▸ YOUR INSTRUCTIONS
Filter the listing below, copying every line in which the word "this" appears.

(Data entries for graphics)
□ □ □

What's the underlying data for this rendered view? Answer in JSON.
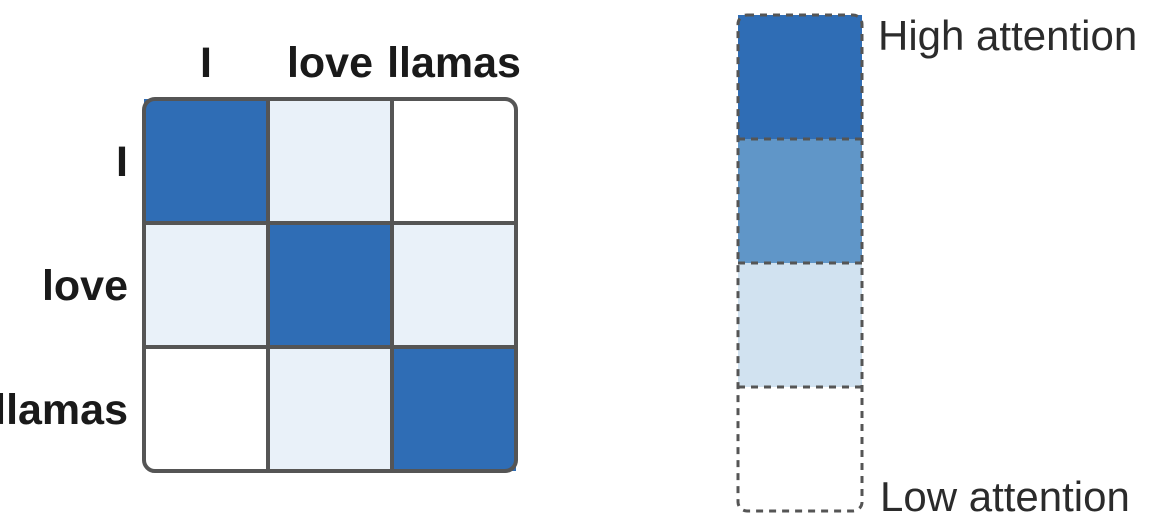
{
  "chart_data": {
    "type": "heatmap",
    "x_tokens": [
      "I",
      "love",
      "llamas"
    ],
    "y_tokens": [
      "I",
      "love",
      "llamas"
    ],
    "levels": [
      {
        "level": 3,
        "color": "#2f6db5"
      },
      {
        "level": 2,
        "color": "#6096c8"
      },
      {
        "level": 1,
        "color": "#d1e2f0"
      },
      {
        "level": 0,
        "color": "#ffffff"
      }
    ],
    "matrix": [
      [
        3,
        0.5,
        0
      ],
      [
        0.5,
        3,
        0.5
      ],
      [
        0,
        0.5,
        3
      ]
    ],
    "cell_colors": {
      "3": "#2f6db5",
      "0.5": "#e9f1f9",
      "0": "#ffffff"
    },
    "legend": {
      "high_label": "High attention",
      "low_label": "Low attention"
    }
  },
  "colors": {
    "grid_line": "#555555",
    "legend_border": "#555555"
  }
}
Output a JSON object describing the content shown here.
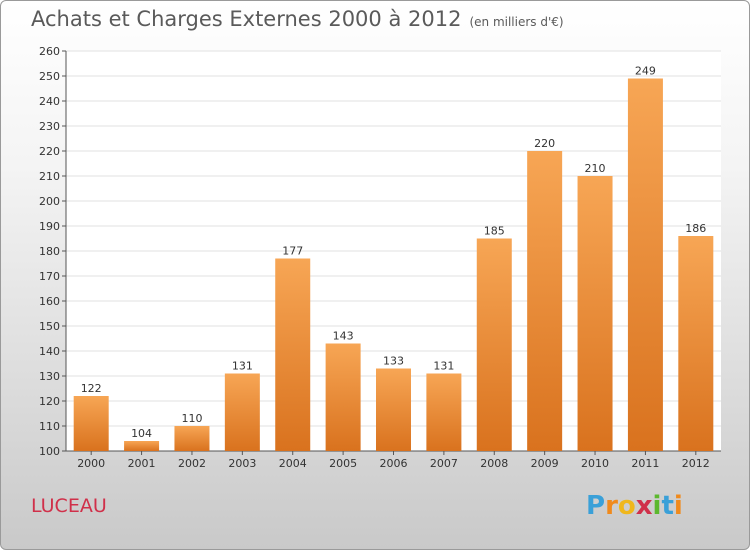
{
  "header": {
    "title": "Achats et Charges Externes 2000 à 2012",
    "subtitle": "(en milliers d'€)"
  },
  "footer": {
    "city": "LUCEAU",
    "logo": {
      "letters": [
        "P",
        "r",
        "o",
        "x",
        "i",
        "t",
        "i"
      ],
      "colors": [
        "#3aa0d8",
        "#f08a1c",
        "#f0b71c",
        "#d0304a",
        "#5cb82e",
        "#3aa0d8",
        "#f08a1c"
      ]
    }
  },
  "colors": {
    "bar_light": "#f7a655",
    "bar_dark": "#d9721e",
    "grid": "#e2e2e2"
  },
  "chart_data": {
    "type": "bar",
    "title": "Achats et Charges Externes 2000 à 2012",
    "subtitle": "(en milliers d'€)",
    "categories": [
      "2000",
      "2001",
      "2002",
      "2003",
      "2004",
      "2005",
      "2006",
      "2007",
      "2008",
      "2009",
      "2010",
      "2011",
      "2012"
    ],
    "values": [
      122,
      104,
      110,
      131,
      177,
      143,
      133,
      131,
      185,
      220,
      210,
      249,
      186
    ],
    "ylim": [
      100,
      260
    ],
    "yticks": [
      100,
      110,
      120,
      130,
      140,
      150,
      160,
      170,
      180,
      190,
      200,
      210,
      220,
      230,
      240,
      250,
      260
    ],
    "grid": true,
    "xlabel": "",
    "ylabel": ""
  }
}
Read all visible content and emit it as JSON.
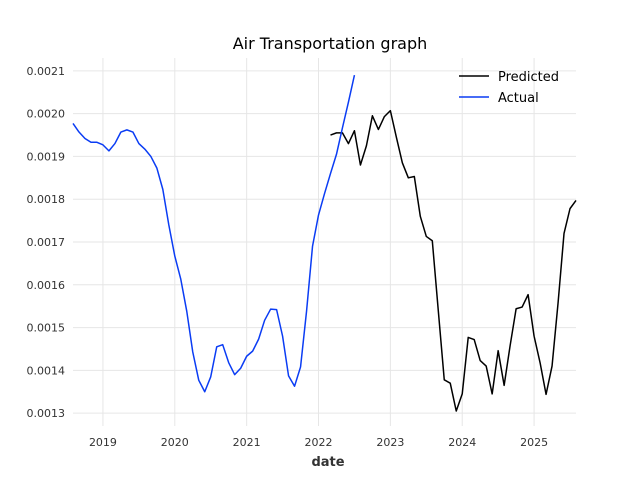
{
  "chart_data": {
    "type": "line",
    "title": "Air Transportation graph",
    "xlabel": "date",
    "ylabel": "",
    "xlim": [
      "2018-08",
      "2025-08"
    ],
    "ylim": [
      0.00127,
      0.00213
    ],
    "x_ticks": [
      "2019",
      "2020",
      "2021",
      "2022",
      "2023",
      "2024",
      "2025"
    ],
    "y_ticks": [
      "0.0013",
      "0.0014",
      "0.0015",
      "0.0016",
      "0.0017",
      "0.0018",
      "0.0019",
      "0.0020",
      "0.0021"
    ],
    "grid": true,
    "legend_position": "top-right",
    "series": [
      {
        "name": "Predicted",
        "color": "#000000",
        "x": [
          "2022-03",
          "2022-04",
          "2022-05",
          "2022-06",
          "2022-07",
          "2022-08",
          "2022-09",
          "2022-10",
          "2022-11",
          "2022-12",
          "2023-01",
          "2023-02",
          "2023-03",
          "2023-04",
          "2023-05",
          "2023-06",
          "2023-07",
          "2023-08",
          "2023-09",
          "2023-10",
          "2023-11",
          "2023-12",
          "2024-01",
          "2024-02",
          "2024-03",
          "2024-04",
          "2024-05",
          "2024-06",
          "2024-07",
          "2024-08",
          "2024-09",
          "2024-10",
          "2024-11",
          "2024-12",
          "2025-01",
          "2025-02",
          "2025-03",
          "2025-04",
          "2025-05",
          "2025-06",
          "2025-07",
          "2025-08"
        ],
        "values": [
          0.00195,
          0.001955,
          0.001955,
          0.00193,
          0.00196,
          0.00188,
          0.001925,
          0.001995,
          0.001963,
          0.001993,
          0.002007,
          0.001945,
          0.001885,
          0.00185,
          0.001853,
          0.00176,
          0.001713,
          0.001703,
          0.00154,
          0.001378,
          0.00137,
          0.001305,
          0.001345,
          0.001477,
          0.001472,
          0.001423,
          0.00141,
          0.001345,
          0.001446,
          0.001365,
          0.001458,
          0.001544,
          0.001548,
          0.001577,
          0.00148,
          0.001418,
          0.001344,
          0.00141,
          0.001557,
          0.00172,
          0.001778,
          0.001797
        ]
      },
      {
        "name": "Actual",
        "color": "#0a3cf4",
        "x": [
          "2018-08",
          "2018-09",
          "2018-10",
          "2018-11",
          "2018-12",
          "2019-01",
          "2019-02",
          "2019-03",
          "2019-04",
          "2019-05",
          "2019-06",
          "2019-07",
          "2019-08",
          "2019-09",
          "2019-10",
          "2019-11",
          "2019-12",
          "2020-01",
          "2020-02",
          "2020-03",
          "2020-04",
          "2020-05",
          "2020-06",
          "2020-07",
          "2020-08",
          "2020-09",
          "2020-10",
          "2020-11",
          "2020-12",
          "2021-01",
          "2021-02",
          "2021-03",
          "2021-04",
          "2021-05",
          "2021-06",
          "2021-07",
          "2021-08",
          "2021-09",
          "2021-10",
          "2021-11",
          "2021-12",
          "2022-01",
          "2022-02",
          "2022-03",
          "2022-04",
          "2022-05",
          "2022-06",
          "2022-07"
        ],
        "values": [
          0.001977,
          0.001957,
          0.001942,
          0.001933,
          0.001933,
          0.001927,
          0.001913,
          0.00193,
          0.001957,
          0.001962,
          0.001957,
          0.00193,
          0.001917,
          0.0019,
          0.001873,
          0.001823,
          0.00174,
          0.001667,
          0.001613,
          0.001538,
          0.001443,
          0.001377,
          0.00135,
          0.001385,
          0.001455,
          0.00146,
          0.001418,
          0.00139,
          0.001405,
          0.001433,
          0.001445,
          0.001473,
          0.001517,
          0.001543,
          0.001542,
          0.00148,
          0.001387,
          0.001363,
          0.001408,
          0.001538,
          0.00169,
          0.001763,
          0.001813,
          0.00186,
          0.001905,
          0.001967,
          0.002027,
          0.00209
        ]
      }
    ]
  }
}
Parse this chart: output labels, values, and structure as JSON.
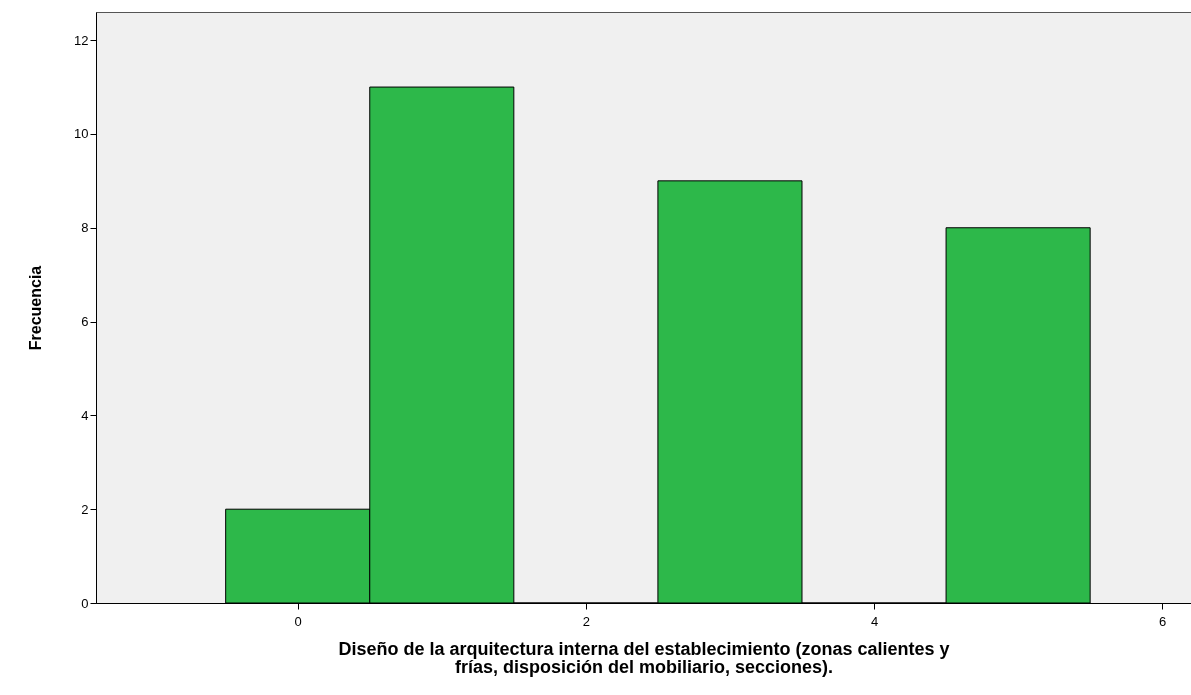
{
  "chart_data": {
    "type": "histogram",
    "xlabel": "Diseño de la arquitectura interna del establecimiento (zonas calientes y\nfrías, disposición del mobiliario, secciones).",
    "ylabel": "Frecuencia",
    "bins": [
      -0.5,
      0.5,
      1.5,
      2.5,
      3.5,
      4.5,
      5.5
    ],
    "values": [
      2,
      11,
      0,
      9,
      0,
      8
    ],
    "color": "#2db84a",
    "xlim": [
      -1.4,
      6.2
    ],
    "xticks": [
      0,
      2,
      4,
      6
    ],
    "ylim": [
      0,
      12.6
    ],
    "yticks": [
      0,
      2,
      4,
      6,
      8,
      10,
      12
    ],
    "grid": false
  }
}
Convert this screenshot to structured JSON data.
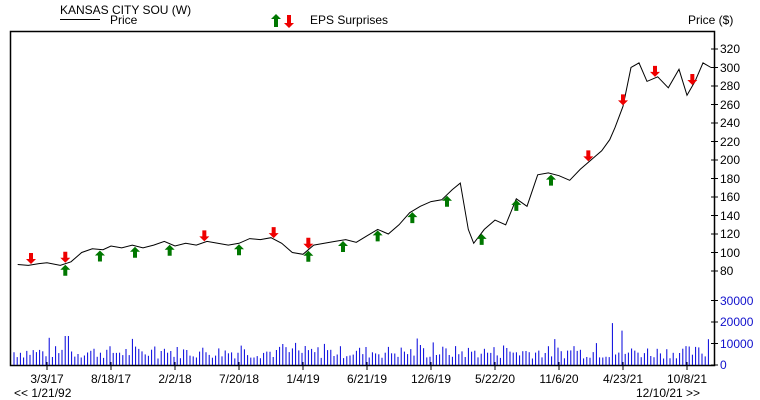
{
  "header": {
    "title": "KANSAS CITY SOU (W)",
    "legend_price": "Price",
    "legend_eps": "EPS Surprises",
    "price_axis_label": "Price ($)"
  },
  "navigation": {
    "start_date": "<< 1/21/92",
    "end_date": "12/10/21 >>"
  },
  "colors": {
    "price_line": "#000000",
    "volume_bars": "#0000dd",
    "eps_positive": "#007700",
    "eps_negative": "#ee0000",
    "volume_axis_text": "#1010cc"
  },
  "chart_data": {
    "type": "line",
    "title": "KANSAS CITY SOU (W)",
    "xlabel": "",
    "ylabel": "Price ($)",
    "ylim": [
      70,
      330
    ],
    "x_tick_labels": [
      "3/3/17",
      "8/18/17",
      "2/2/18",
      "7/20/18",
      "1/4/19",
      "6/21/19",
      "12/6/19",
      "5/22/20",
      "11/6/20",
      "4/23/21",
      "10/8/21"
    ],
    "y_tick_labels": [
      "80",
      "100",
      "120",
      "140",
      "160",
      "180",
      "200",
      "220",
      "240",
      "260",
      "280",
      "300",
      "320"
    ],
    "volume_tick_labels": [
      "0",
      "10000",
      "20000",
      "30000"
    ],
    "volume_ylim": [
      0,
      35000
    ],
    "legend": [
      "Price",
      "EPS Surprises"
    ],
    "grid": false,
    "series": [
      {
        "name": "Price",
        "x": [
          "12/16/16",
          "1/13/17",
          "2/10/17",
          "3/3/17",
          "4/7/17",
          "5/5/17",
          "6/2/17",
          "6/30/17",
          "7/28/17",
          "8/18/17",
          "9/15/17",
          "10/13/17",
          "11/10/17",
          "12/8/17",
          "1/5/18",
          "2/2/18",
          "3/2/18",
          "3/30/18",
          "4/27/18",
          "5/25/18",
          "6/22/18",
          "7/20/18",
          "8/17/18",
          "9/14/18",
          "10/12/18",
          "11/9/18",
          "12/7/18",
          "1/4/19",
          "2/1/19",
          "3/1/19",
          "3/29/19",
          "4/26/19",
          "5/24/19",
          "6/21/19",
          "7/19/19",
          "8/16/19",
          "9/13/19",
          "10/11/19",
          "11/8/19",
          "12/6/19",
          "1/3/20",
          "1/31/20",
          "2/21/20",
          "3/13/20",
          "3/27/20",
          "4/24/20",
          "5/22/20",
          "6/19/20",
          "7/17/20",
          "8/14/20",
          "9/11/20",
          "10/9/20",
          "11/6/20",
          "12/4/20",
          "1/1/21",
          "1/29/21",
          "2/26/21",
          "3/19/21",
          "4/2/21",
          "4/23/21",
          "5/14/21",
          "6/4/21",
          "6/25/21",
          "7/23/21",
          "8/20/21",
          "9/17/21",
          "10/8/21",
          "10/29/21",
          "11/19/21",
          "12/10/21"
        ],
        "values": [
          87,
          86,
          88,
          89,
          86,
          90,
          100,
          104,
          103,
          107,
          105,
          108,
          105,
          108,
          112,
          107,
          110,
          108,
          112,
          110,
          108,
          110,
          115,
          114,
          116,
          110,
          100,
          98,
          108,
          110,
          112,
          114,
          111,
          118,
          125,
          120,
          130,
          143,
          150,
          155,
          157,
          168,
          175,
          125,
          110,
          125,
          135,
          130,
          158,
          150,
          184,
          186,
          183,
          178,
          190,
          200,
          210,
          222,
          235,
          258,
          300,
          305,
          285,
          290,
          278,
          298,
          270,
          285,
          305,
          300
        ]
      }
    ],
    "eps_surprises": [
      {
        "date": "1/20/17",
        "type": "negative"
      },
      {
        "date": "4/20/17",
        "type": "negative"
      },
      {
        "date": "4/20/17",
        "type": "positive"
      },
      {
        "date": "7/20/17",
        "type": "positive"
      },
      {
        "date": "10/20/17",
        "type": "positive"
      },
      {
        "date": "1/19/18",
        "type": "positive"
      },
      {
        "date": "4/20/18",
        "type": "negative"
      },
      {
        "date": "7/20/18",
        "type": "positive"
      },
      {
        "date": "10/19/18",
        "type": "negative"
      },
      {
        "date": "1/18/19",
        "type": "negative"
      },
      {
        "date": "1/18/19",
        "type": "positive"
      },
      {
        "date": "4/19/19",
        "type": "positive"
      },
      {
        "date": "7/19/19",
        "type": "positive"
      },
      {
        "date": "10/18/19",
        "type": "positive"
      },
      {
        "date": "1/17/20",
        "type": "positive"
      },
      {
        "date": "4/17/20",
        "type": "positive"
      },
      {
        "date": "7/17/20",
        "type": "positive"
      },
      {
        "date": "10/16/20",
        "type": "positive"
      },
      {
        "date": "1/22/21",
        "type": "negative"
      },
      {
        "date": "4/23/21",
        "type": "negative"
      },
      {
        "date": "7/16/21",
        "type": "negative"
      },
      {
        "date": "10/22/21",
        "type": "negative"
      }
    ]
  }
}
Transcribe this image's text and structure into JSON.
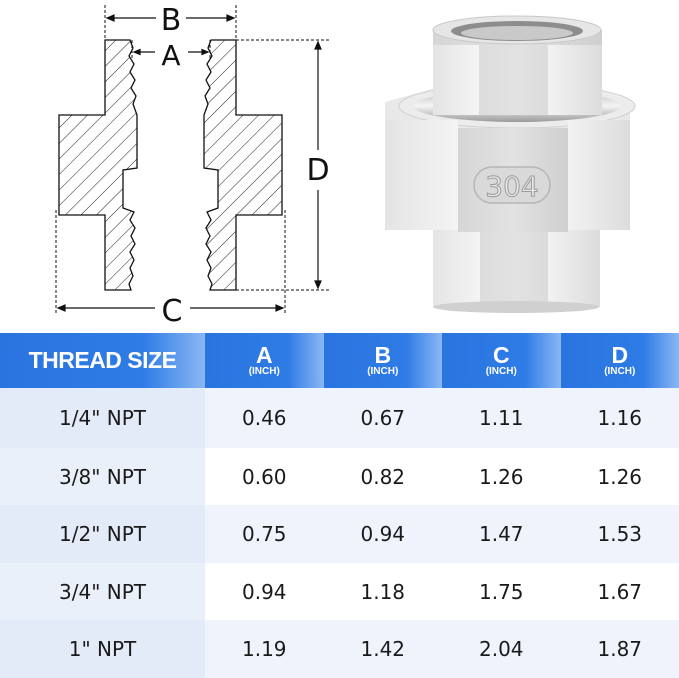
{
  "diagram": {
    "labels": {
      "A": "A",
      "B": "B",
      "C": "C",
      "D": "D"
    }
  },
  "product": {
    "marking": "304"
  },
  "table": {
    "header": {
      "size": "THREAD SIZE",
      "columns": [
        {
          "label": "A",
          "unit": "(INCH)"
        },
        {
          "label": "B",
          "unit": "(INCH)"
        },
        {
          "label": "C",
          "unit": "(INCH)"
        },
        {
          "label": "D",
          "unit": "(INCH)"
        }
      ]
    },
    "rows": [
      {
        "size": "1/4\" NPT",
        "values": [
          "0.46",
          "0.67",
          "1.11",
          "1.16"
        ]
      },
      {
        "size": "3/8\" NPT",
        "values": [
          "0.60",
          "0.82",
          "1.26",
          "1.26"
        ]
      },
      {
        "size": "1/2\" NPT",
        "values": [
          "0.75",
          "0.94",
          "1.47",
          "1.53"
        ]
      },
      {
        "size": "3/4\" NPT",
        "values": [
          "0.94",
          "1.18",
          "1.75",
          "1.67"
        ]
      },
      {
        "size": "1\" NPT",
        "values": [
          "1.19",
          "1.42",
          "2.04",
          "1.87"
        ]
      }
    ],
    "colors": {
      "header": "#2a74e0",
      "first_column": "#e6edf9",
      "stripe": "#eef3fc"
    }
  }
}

□ □ □

▸ SOLVED PROBLEM
What's the underlying data for this rendered view? Answer in JSON.
Parse this chart: output labels, values, and structure as JSON.
Convert this screenshot to structured JSON data.
Transcribe this image's text and structure into JSON.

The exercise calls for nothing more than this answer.